How many of the lines contain the string "name"? Give the number, with no other words.

^^^^^^^^

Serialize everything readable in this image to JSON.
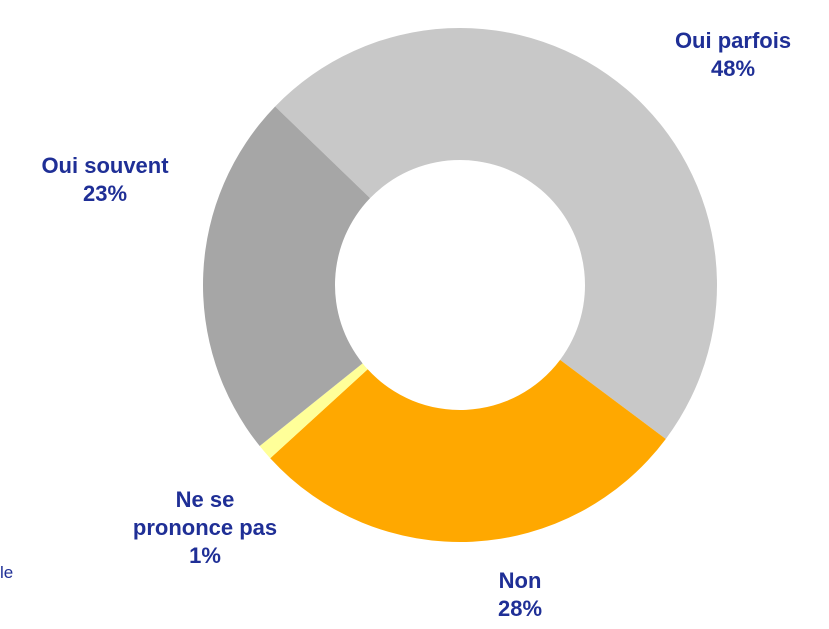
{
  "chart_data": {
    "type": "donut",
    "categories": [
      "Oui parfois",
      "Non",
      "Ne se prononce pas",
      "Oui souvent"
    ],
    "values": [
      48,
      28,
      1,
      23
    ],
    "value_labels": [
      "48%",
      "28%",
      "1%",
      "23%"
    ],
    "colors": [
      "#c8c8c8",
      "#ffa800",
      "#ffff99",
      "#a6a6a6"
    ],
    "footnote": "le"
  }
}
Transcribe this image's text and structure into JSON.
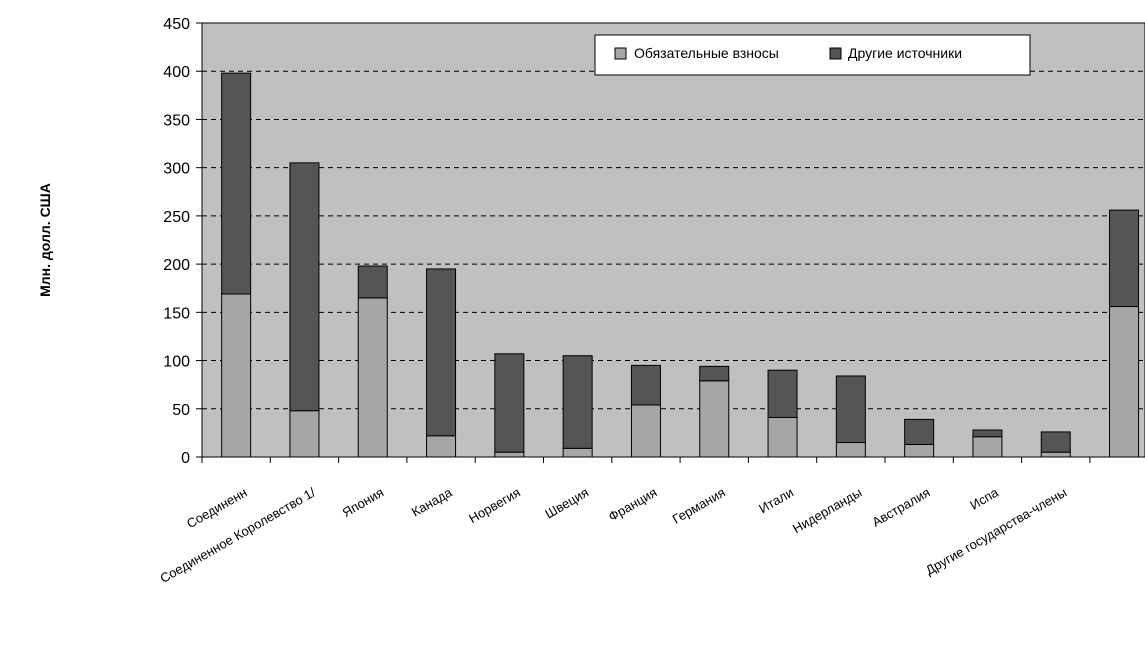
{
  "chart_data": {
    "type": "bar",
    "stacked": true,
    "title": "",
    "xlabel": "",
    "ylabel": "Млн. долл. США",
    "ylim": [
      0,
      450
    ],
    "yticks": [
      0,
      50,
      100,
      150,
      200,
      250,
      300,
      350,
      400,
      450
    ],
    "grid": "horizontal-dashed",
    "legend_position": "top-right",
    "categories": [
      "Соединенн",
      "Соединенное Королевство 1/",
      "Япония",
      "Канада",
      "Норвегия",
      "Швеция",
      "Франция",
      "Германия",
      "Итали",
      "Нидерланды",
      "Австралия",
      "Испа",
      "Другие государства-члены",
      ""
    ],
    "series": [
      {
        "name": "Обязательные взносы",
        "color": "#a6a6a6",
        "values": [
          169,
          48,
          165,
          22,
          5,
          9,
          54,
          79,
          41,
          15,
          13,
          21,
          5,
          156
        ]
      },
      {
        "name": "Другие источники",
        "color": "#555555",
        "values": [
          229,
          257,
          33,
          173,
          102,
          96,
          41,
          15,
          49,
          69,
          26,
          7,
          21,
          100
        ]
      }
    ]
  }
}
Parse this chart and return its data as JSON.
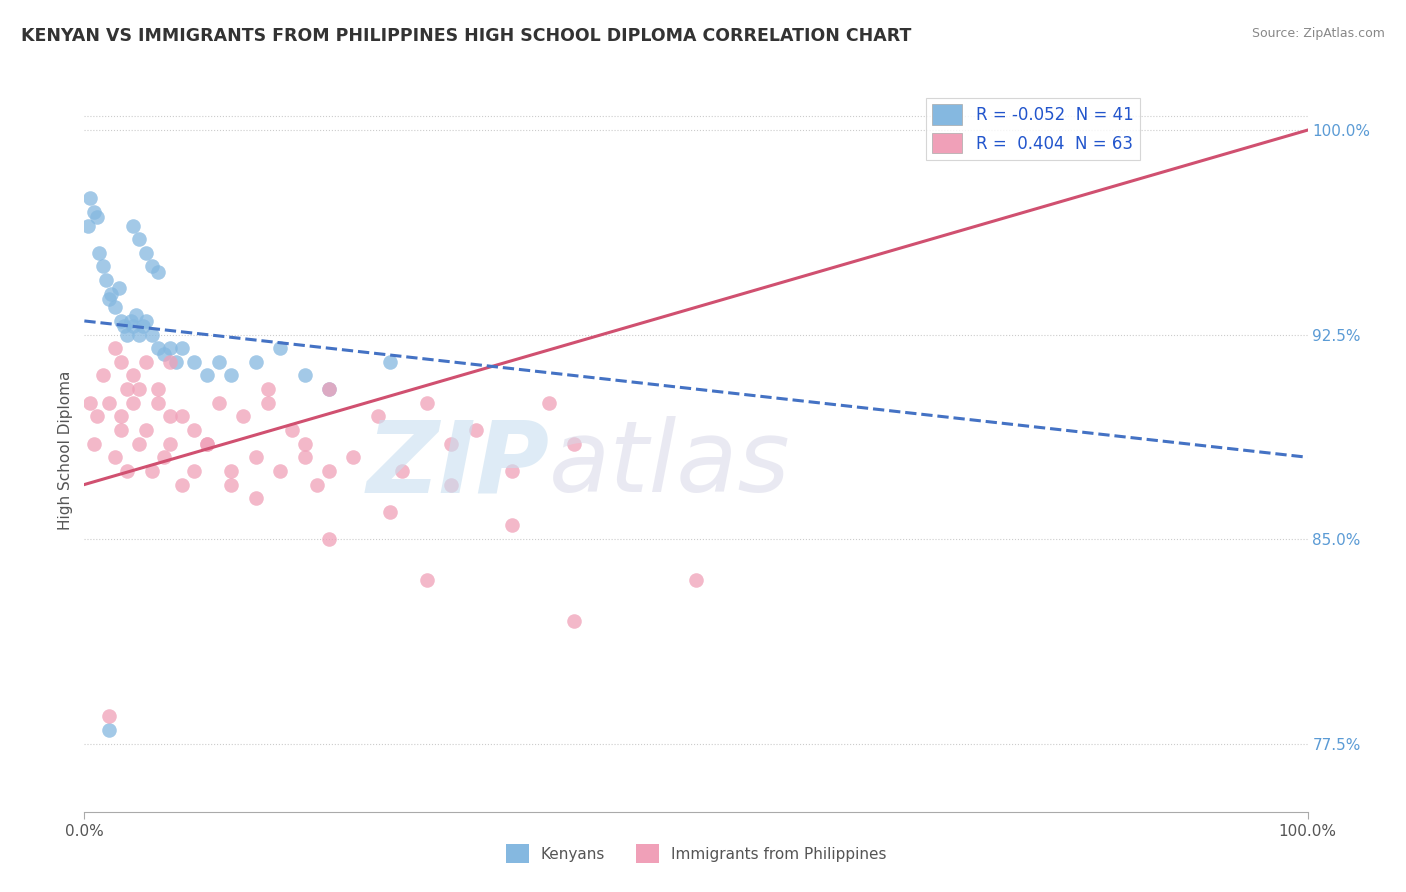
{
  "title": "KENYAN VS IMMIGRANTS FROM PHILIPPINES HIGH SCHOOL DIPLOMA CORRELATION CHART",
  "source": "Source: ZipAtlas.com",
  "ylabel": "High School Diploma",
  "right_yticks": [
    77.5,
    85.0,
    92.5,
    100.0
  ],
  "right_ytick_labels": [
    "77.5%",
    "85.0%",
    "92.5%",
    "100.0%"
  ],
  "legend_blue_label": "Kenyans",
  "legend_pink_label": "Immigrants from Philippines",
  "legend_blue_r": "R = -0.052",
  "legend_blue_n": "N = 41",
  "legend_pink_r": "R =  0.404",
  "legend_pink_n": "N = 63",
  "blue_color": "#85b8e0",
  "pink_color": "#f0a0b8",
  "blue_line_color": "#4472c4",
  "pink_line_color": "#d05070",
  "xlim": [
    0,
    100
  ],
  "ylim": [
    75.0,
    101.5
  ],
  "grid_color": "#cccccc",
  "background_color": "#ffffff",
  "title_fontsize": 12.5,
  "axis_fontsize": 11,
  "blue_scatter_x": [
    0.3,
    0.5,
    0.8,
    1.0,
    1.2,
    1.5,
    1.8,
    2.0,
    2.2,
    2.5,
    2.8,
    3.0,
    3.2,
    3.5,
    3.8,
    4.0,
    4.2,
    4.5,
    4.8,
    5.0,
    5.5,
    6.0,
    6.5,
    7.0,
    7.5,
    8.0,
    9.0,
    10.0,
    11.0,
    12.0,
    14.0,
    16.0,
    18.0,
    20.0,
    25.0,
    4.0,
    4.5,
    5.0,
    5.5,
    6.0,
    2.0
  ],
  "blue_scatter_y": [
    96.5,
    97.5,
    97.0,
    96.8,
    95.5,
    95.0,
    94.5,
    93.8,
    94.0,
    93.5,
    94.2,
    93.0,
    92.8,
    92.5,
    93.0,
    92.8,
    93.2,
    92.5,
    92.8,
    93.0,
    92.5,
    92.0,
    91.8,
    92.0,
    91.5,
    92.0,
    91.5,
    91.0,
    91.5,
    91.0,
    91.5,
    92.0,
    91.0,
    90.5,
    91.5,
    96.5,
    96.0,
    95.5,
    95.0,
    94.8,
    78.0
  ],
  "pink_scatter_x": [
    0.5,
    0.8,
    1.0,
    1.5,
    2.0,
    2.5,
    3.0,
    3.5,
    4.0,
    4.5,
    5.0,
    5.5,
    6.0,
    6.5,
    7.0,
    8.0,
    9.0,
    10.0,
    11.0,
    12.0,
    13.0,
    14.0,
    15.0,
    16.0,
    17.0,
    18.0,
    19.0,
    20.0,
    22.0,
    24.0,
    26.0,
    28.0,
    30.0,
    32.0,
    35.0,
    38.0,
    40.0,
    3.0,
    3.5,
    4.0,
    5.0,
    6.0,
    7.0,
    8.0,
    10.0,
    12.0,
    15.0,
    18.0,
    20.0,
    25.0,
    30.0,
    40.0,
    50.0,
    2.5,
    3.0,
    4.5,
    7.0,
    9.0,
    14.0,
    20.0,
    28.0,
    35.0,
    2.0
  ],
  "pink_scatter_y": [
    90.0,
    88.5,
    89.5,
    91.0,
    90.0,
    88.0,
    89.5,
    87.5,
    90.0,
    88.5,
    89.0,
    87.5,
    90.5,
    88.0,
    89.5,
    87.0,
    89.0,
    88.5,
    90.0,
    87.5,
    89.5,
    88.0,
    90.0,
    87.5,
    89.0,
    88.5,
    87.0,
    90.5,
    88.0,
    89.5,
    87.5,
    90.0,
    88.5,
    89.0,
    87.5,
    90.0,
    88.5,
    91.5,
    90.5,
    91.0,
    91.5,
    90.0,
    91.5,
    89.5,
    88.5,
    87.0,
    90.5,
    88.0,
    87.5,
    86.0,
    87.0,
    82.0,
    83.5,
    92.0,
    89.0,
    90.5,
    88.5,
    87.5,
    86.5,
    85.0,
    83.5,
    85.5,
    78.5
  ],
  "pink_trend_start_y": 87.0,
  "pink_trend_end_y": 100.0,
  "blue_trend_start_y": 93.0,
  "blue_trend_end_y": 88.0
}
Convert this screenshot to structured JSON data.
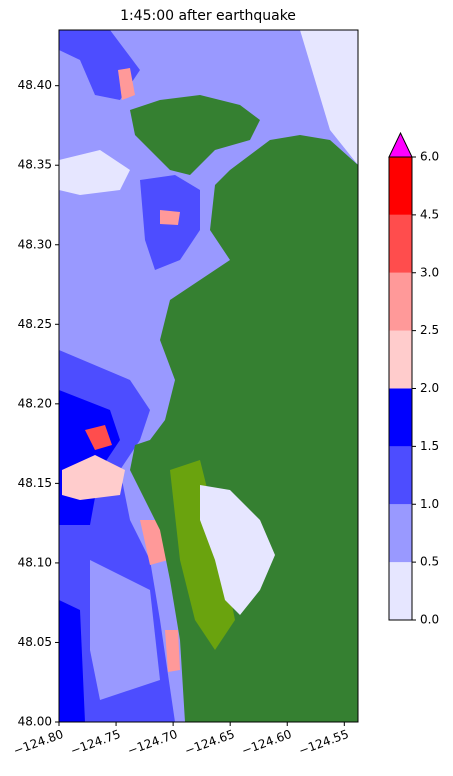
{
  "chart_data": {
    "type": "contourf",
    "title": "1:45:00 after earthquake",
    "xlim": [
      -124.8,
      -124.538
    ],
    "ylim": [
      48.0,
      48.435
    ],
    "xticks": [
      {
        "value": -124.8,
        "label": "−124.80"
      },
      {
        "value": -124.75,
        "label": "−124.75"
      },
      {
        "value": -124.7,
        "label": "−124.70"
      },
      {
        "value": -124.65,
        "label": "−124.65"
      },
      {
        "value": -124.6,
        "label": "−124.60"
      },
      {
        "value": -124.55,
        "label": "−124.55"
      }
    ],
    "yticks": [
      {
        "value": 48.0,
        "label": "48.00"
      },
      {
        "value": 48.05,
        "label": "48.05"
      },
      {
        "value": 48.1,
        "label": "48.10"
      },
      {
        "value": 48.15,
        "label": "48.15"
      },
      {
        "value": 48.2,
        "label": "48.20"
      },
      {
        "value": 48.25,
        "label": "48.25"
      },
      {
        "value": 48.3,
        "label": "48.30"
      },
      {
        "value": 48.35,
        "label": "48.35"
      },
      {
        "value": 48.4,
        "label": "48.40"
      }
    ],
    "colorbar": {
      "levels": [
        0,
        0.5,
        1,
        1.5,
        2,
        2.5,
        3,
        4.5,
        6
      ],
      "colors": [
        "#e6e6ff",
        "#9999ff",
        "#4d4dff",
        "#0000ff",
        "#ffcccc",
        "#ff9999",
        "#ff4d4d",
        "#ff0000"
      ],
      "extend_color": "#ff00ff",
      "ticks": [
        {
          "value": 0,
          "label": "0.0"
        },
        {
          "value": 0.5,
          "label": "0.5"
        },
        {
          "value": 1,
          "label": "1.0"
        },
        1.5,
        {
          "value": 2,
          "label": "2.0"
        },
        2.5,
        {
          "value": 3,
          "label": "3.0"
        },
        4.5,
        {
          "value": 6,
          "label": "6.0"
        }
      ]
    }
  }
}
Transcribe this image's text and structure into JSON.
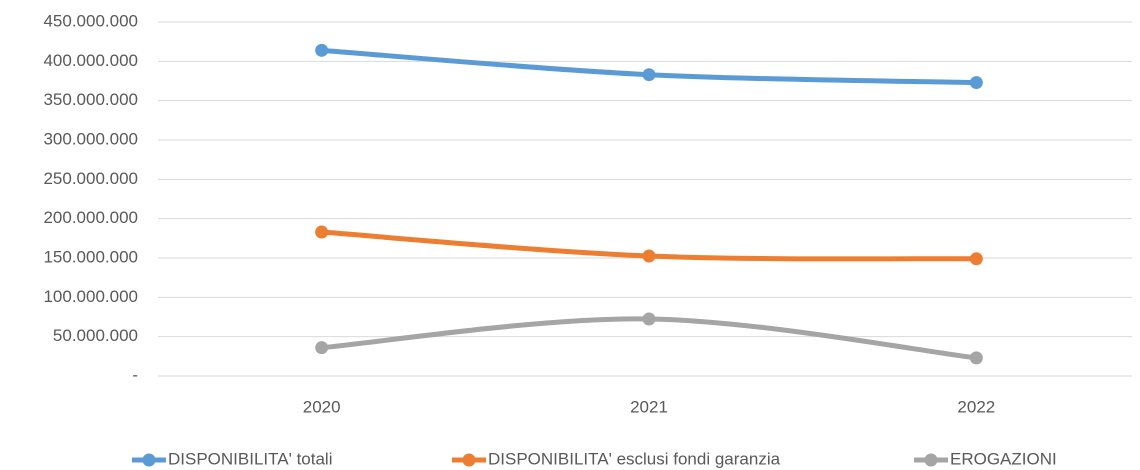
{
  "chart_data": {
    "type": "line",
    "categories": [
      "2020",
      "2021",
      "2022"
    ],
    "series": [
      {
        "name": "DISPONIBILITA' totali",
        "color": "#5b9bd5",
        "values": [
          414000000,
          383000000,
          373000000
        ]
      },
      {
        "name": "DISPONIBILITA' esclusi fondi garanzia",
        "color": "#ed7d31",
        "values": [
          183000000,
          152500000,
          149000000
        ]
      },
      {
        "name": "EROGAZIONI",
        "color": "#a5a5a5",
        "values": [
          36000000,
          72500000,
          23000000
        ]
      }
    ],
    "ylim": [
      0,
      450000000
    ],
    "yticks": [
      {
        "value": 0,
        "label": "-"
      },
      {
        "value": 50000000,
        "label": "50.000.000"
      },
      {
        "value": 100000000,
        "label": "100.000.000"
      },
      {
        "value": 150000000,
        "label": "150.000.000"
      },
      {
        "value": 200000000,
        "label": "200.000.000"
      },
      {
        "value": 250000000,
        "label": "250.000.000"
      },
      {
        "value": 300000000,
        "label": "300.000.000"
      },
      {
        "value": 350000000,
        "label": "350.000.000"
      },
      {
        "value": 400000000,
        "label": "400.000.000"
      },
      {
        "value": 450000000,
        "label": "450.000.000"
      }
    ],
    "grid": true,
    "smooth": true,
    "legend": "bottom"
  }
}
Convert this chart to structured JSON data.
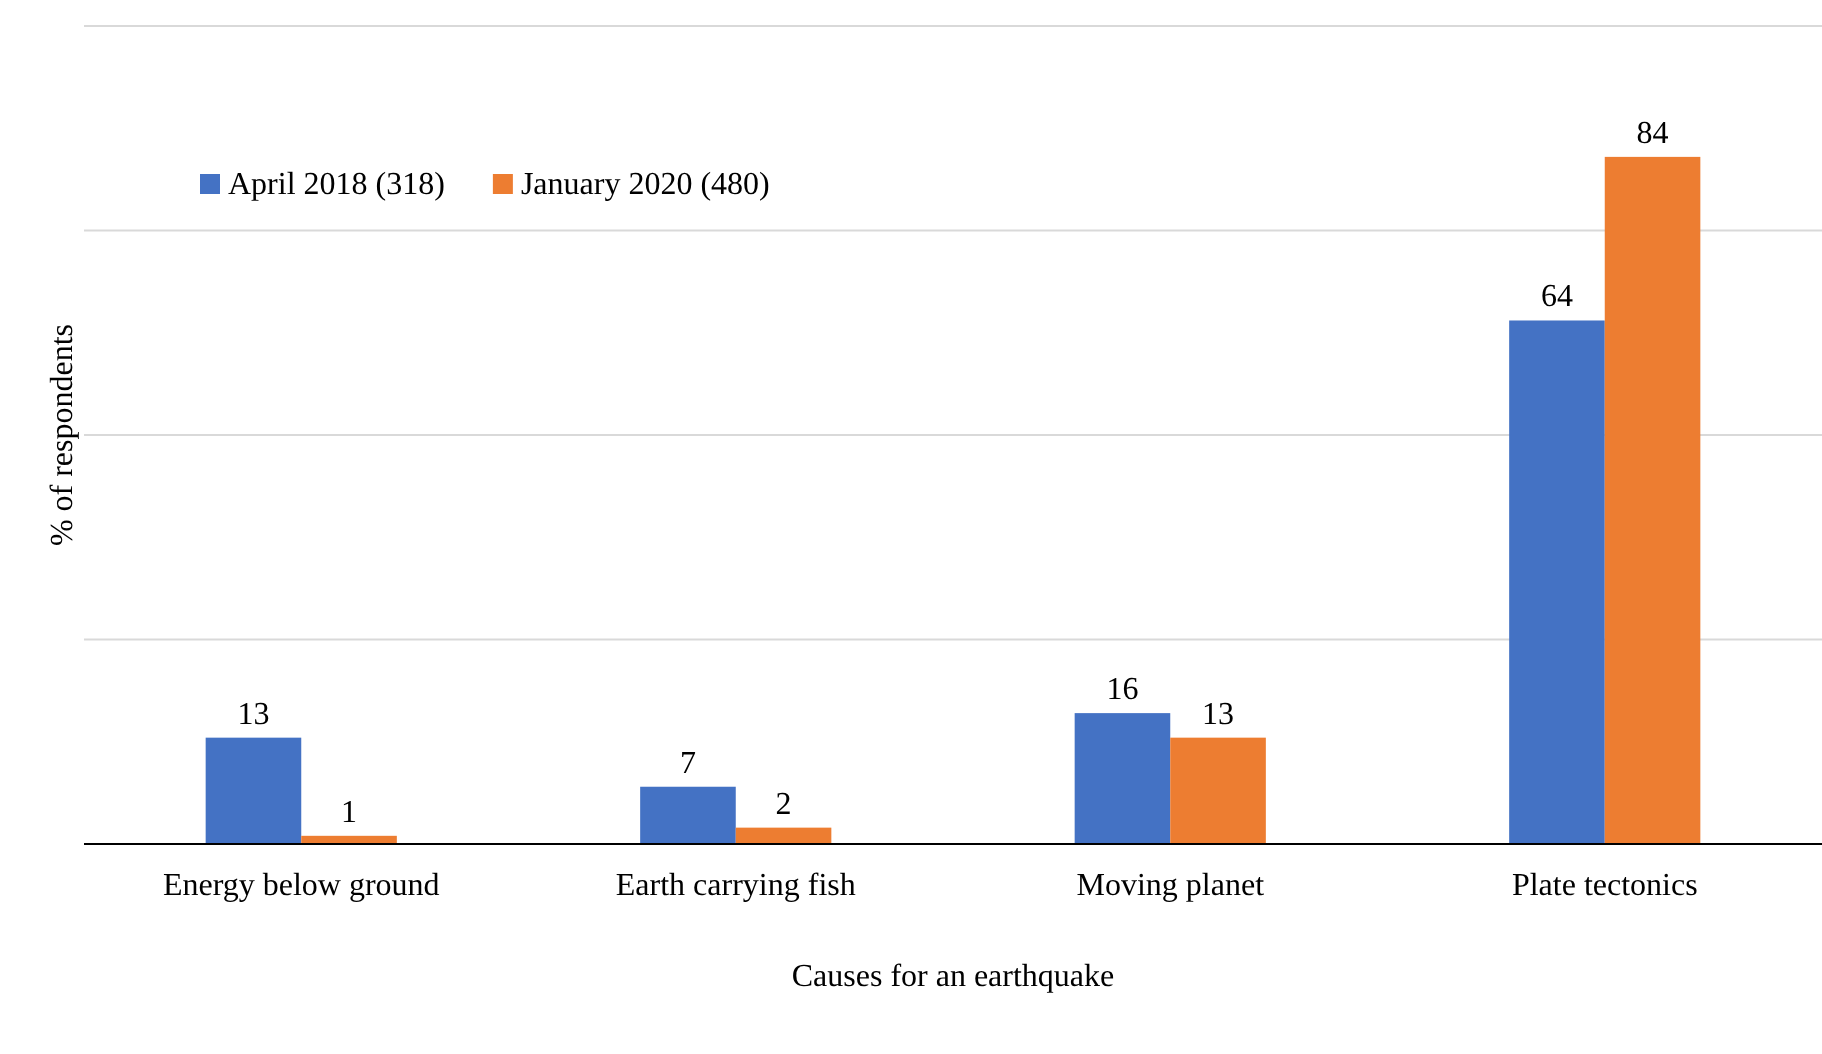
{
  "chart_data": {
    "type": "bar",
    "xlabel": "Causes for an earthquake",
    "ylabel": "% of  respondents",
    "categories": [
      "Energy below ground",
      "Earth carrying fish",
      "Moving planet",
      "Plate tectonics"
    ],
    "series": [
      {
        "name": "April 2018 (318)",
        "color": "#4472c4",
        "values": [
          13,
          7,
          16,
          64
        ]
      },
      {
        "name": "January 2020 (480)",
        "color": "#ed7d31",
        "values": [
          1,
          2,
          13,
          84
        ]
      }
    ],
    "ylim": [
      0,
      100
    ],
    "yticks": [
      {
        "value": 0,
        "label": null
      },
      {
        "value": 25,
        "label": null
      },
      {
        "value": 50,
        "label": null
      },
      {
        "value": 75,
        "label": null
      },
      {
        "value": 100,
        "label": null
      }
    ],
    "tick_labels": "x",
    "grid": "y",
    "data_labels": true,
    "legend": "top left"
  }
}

^^^^^^^^

_Answer to the exercise_
7